* AIM:
Leave out the pictures and copy everything else below exactly.

Figure data in JSON:
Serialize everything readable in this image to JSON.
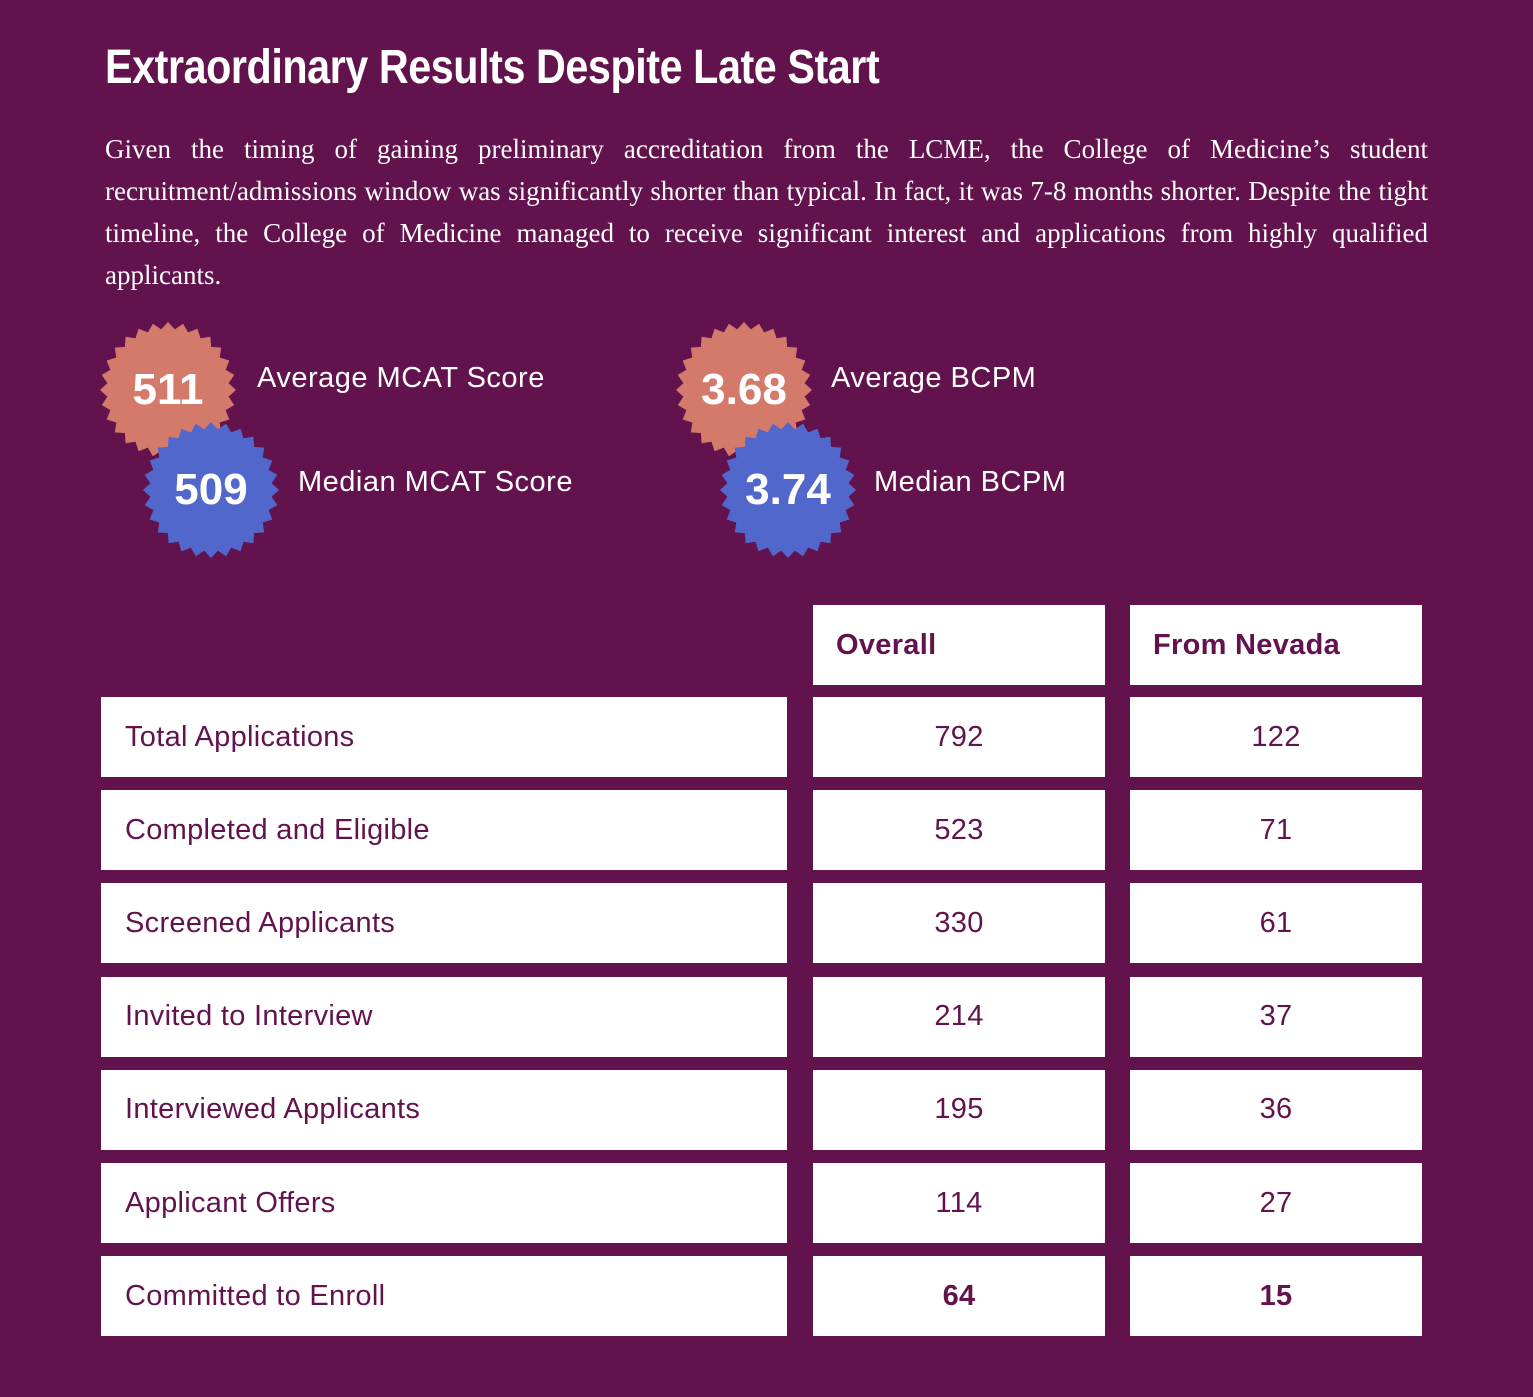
{
  "title": "Extraordinary Results Despite Late Start",
  "intro": "Given the timing of gaining preliminary accreditation from the LCME, the College of Medicine’s student recruitment/admissions window was significantly shorter than typical. In fact, it was 7-8 months shorter. Despite the tight timeline, the College of Medicine managed to receive significant interest and applications from highly qualified applicants.",
  "colors": {
    "background": "#62134d",
    "average_badge": "#d47a6a",
    "median_badge": "#5267cc",
    "table_cell": "#ffffff"
  },
  "stats": [
    {
      "value": "511",
      "label": "Average MCAT Score",
      "kind": "average"
    },
    {
      "value": "509",
      "label": "Median MCAT Score",
      "kind": "median"
    },
    {
      "value": "3.68",
      "label": "Average BCPM",
      "kind": "average"
    },
    {
      "value": "3.74",
      "label": "Median BCPM",
      "kind": "median"
    }
  ],
  "table": {
    "headers": [
      "Overall",
      "From Nevada"
    ],
    "rows": [
      {
        "label": "Total Applications",
        "overall": "792",
        "nevada": "122"
      },
      {
        "label": "Completed and Eligible",
        "overall": "523",
        "nevada": "71"
      },
      {
        "label": "Screened Applicants",
        "overall": "330",
        "nevada": "61"
      },
      {
        "label": "Invited to Interview",
        "overall": "214",
        "nevada": "37"
      },
      {
        "label": "Interviewed Applicants",
        "overall": "195",
        "nevada": "36"
      },
      {
        "label": "Applicant Offers",
        "overall": "114",
        "nevada": "27"
      },
      {
        "label": "Committed to Enroll",
        "overall": "64",
        "nevada": "15",
        "bold": true
      }
    ]
  }
}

* TASK SOLUTION:
Serialize everything readable in this image to JSON.
{
  "title": "Extraordinary Results Despite Late Start",
  "intro": "Given the timing of gaining preliminary accreditation from the LCME, the College of Medicine’s student recruitment/admissions window was significantly shorter than typical. In fact, it was 7-8 months shorter. Despite the tight timeline, the College of Medicine managed to receive significant interest and applications from highly qualified applicants.",
  "colors": {
    "background": "#62134d",
    "average_badge": "#d47a6a",
    "median_badge": "#5267cc",
    "table_cell": "#ffffff"
  },
  "stats": [
    {
      "value": "511",
      "label": "Average MCAT Score",
      "kind": "average"
    },
    {
      "value": "509",
      "label": "Median MCAT Score",
      "kind": "median"
    },
    {
      "value": "3.68",
      "label": "Average BCPM",
      "kind": "average"
    },
    {
      "value": "3.74",
      "label": "Median BCPM",
      "kind": "median"
    }
  ],
  "table": {
    "headers": [
      "Overall",
      "From Nevada"
    ],
    "rows": [
      {
        "label": "Total Applications",
        "overall": "792",
        "nevada": "122"
      },
      {
        "label": "Completed and Eligible",
        "overall": "523",
        "nevada": "71"
      },
      {
        "label": "Screened Applicants",
        "overall": "330",
        "nevada": "61"
      },
      {
        "label": "Invited to Interview",
        "overall": "214",
        "nevada": "37"
      },
      {
        "label": "Interviewed Applicants",
        "overall": "195",
        "nevada": "36"
      },
      {
        "label": "Applicant Offers",
        "overall": "114",
        "nevada": "27"
      },
      {
        "label": "Committed to Enroll",
        "overall": "64",
        "nevada": "15",
        "bold": true
      }
    ]
  }
}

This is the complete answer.